→ **What is required**: Gather all lines with the word "Frame" in them.

□ □ □ □

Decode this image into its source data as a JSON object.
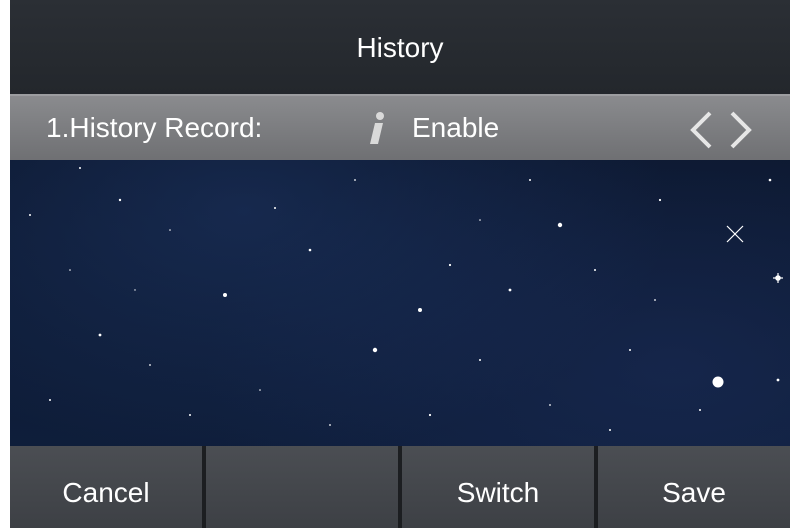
{
  "header": {
    "title": "History"
  },
  "setting": {
    "label": "1.History Record:",
    "value": "Enable",
    "info_icon": "info-icon",
    "prev_icon": "chevron-left-icon",
    "next_icon": "chevron-right-icon"
  },
  "softkeys": [
    {
      "label": "Cancel"
    },
    {
      "label": ""
    },
    {
      "label": "Switch"
    },
    {
      "label": "Save"
    }
  ],
  "colors": {
    "titlebar": "#2b2f35",
    "selected_row": "#7c7d80",
    "softkey": "#45484d",
    "background": "#0d1a33",
    "text": "#ffffff"
  }
}
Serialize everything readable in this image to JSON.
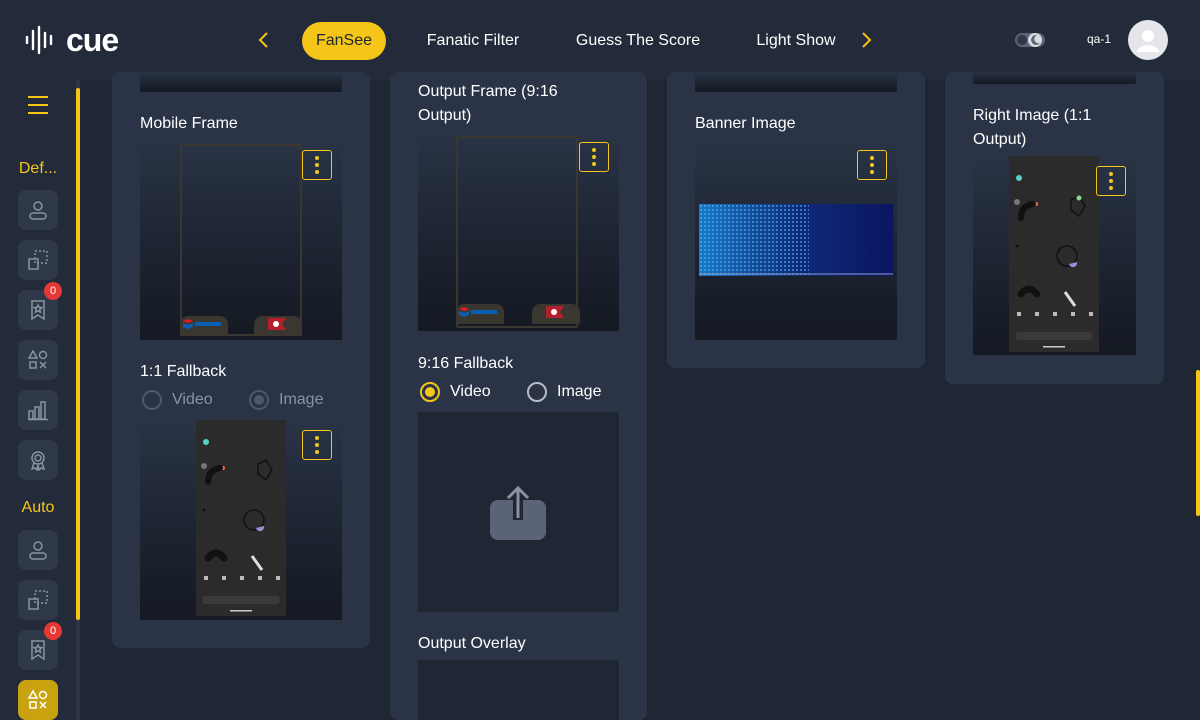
{
  "header": {
    "brand": "cue",
    "tabs": [
      {
        "label": "FanSee"
      },
      {
        "label": "Fanatic Filter"
      },
      {
        "label": "Guess The Score"
      },
      {
        "label": "Light Show"
      }
    ],
    "prev_icon": "chevron-left-icon",
    "next_icon": "chevron-right-icon",
    "theme_icon": "dark-mode-toggle-icon",
    "user_name": "qa-1",
    "accent": "#f5c518"
  },
  "sidebar": {
    "groups": [
      {
        "label": "Def...",
        "items": [
          {
            "icon": "user-icon"
          },
          {
            "icon": "layers-icon"
          },
          {
            "icon": "bookmark-star-icon",
            "badge": "0"
          },
          {
            "icon": "shapes-icon"
          },
          {
            "icon": "bar-chart-icon"
          },
          {
            "icon": "award-icon"
          }
        ]
      },
      {
        "label": "Auto",
        "items": [
          {
            "icon": "user-icon"
          },
          {
            "icon": "layers-icon"
          },
          {
            "icon": "bookmark-star-icon",
            "badge": "0"
          },
          {
            "icon": "shapes-icon"
          }
        ]
      }
    ]
  },
  "main": {
    "col1": {
      "mobile_frame_label": "Mobile Frame",
      "fallback_label": "1:1 Fallback",
      "fallback_options": [
        "Video",
        "Image"
      ],
      "fallback_selected": "Image"
    },
    "col2": {
      "output_frame_label": "Output Frame (9:16 Output)",
      "fallback_label": "9:16 Fallback",
      "fallback_options": [
        "Video",
        "Image"
      ],
      "fallback_selected": "Video",
      "upload_icon": "upload-icon",
      "overlay_label": "Output Overlay"
    },
    "col3": {
      "banner_label": "Banner Image"
    },
    "col4": {
      "right_image_label": "Right Image (1:1 Output)"
    }
  }
}
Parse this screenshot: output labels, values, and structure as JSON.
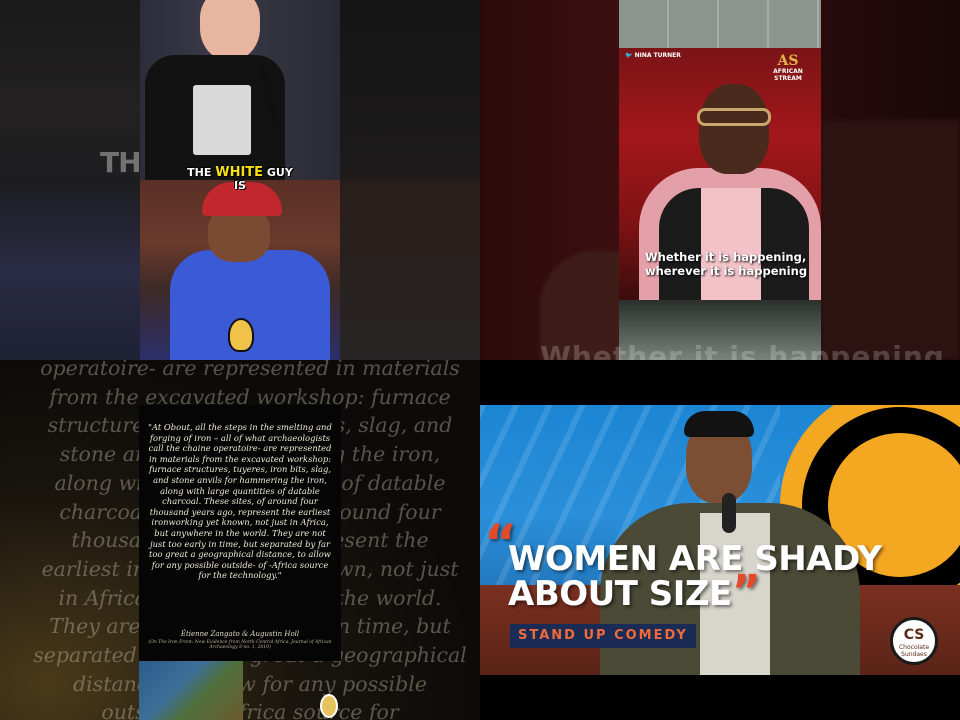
{
  "top_left": {
    "ghost_text": "THE WHITE GUY",
    "caption_line1_pre": "THE",
    "caption_highlight": "WHITE",
    "caption_line1_post": "GUY",
    "caption_line2": "IS"
  },
  "top_right": {
    "credit": "NINA TURNER",
    "logo_mark": "AS",
    "logo_line1": "AFRICAN",
    "logo_line2": "STREAM",
    "caption": "Whether it is happening, wherever it is happening",
    "ghost_caption": "Whether it is happening"
  },
  "bottom_left": {
    "ghost_text": "operatoire- are represented in materials from the excavated workshop: furnace structures, tuyeres, iron bits, slag, and stone anvils for hammering the iron, along with large quantities of datable charcoal. These sites, of around four thousand years ago, represent the earliest ironworking yet known, not just in Africa, but anywhere in the world. They are not just too early in time, but separated by far too great a geographical distance, to allow for any possible outside- of -Africa source for",
    "quote": "\"At Obout, all the steps in the smelting and forging of iron – all of what archaeologists call the chaine operatoire- are represented in materials from the excavated workshop: furnace structures, tuyeres, iron bits, slag, and stone anvils for hammering the iron, along with large quantities of datable charcoal. These sites, of around four thousand years ago, represent the earliest ironworking yet known, not just in Africa, but anywhere in the world. They are not just too early in time, but separated by far too great a geographical distance, to allow for any possible outside- of -Africa source for the technology.\"",
    "author": "Étienne Zangato & Augustin Holl",
    "source": "(On The Iron Front: New Evidence from North-Central Africa. Journal of African Archaeology 8 no. 1, 2010)"
  },
  "bottom_right": {
    "title_open_quote": "“",
    "title_line1": "WOMEN ARE SHADY",
    "title_line2": "ABOUT SIZE",
    "title_close_quote": "”",
    "badge": "STAND UP COMEDY",
    "logo_cs": "CS",
    "logo_sub": "Chocolate Sundaes"
  },
  "colors": {
    "caption_highlight": "#f5e11a",
    "title_quote": "#e24a2a",
    "badge_bg": "#1a2b55",
    "badge_text": "#f06a3a",
    "sign_orange": "#f4a721",
    "stage_blue": "#1c86d4",
    "nina_bg_red": "#a3171b"
  }
}
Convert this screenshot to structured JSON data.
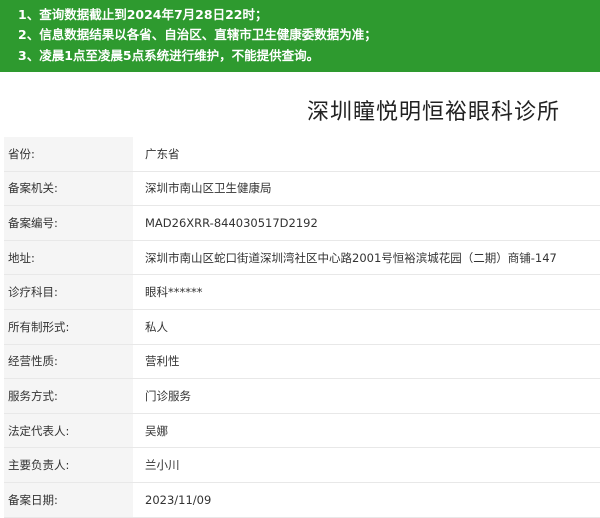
{
  "notice": {
    "line1": "1、查询数据截止到2024年7月28日22时；",
    "line2": "2、信息数据结果以各省、自治区、直辖市卫生健康委数据为准；",
    "line3": "3、凌晨1点至凌晨5点系统进行维护，不能提供查询。"
  },
  "page_title": "深圳瞳悦明恒裕眼科诊所",
  "rows": [
    {
      "label": "省份:",
      "value": "广东省"
    },
    {
      "label": "备案机关:",
      "value": "深圳市南山区卫生健康局"
    },
    {
      "label": "备案编号:",
      "value": "MAD26XRR-844030517D2192"
    },
    {
      "label": "地址:",
      "value": "深圳市南山区蛇口街道深圳湾社区中心路2001号恒裕滨城花园（二期）商铺-147"
    },
    {
      "label": "诊疗科目:",
      "value": "眼科******"
    },
    {
      "label": "所有制形式:",
      "value": "私人"
    },
    {
      "label": "经营性质:",
      "value": "营利性"
    },
    {
      "label": "服务方式:",
      "value": "门诊服务"
    },
    {
      "label": "法定代表人:",
      "value": "吴娜"
    },
    {
      "label": "主要负责人:",
      "value": "兰小川"
    },
    {
      "label": "备案日期:",
      "value": "2023/11/09"
    }
  ],
  "colors": {
    "banner": "#2e9a2f",
    "label_bg": "#f5f5f5"
  }
}
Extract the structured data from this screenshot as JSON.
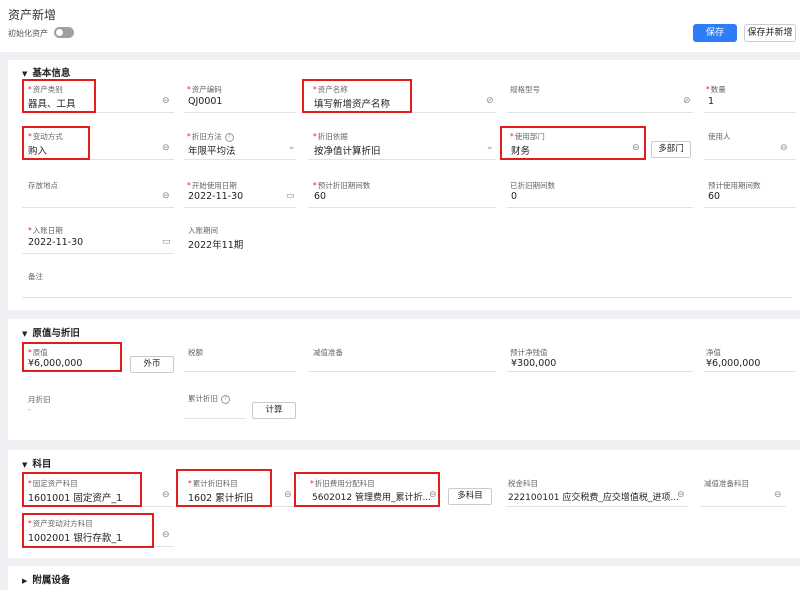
{
  "header": {
    "title": "资产新增",
    "init_label": "初始化资产",
    "save": "保存",
    "save_add": "保存并新增"
  },
  "basic": {
    "title": "基本信息",
    "category": {
      "label": "资产类别",
      "value": "器具、工具"
    },
    "code": {
      "label": "资产编码",
      "value": "QJ0001"
    },
    "name": {
      "label": "资产名称",
      "value": "填写新增资产名称"
    },
    "spec": {
      "label": "规格型号",
      "value": ""
    },
    "qty": {
      "label": "数量",
      "value": "1"
    },
    "change": {
      "label": "变动方式",
      "value": "购入"
    },
    "dep_method": {
      "label": "折旧方法",
      "value": "年限平均法"
    },
    "dep_basis": {
      "label": "折旧依据",
      "value": "按净值计算折旧"
    },
    "dept": {
      "label": "使用部门",
      "value": "财务"
    },
    "multi_dept": "多部门",
    "user": {
      "label": "使用人",
      "value": ""
    },
    "location": {
      "label": "存放地点",
      "value": ""
    },
    "start_date": {
      "label": "开始使用日期",
      "value": "2022-11-30"
    },
    "est_periods": {
      "label": "预计折旧期间数",
      "value": "60"
    },
    "done_periods": {
      "label": "已折旧期间数",
      "value": "0"
    },
    "use_periods": {
      "label": "预计使用期间数",
      "value": "60"
    },
    "entry_date": {
      "label": "入账日期",
      "value": "2022-11-30"
    },
    "entry_period": {
      "label": "入账期间",
      "value": "2022年11期"
    },
    "remark": {
      "label": "备注",
      "value": ""
    }
  },
  "orig": {
    "title": "原值与折旧",
    "original": {
      "label": "原值",
      "value": "¥6,000,000"
    },
    "fx": "外币",
    "tax": {
      "label": "税额",
      "value": ""
    },
    "impair": {
      "label": "减值准备",
      "value": ""
    },
    "salvage": {
      "label": "预计净残值",
      "value": "¥300,000"
    },
    "net": {
      "label": "净值",
      "value": "¥6,000,000"
    },
    "monthly": {
      "label": "月折旧",
      "value": "-"
    },
    "accum": {
      "label": "累计折旧",
      "value": ""
    },
    "calc": "计算"
  },
  "subj": {
    "title": "科目",
    "fixed": {
      "label": "固定资产科目",
      "value": "1601001 固定资产_1"
    },
    "accum": {
      "label": "累计折旧科目",
      "value": "1602 累计折旧"
    },
    "alloc": {
      "label": "折旧费用分配科目",
      "value": "5602012 管理费用_累计折..."
    },
    "multi": "多科目",
    "tax": {
      "label": "税金科目",
      "value": "222100101 应交税费_应交增值税_进项..."
    },
    "impair": {
      "label": "减值准备科目",
      "value": ""
    },
    "contra": {
      "label": "资产变动对方科目",
      "value": "1002001 银行存款_1"
    }
  },
  "attach": {
    "title": "附属设备"
  }
}
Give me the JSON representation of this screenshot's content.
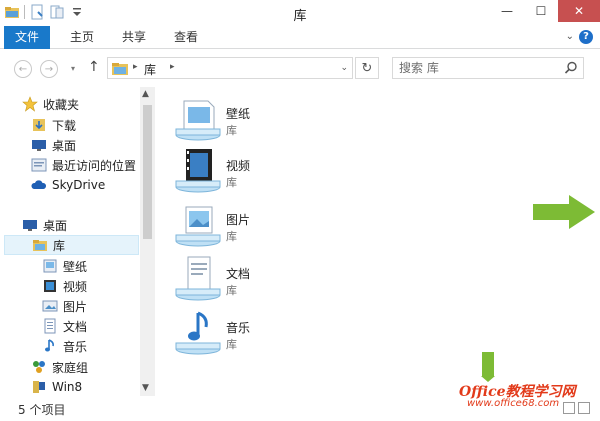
{
  "window": {
    "title": "库",
    "minimize_glyph": "—",
    "maximize_glyph": "☐",
    "close_glyph": "✕"
  },
  "ribbon": {
    "tabs": [
      "文件",
      "主页",
      "共享",
      "查看"
    ],
    "expand_glyph": "⌄",
    "help_glyph": "?"
  },
  "address": {
    "crumbs": [
      "库"
    ],
    "back_glyph": "←",
    "forward_glyph": "→",
    "recent_glyph": "▾",
    "up_glyph": "↑",
    "dropdown_glyph": "⌄",
    "refresh_glyph": "↻"
  },
  "search": {
    "placeholder": "搜索 库"
  },
  "navigation": {
    "favorites_header": "收藏夹",
    "favorites": [
      "下载",
      "桌面",
      "最近访问的位置"
    ],
    "skydrive": "SkyDrive",
    "desktop": "桌面",
    "libraries": "库",
    "library_children": [
      "壁纸",
      "视频",
      "图片",
      "文档",
      "音乐"
    ],
    "homegroup": "家庭组",
    "computer": "Win8"
  },
  "libraries": [
    {
      "name": "壁纸",
      "type": "库",
      "icon": "wallpaper-library-icon"
    },
    {
      "name": "视频",
      "type": "库",
      "icon": "video-library-icon"
    },
    {
      "name": "图片",
      "type": "库",
      "icon": "pictures-library-icon"
    },
    {
      "name": "文档",
      "type": "库",
      "icon": "documents-library-icon"
    },
    {
      "name": "音乐",
      "type": "库",
      "icon": "music-library-icon"
    }
  ],
  "status": {
    "item_count": "5 个项目"
  },
  "watermark": {
    "brand": "Office教程学习网",
    "url": "www.office68.com"
  },
  "colors": {
    "accent": "#1979ca",
    "close": "#c75050",
    "arrow": "#7dbb35",
    "watermark": "#e23a1a",
    "selection": "#e5f3fb"
  }
}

□ □ □ □

→ **Problem solution**:
      "mobile_frame_label": "Mobile Frame",
      "output_frame_label": "Output Frame (9:16 Output)",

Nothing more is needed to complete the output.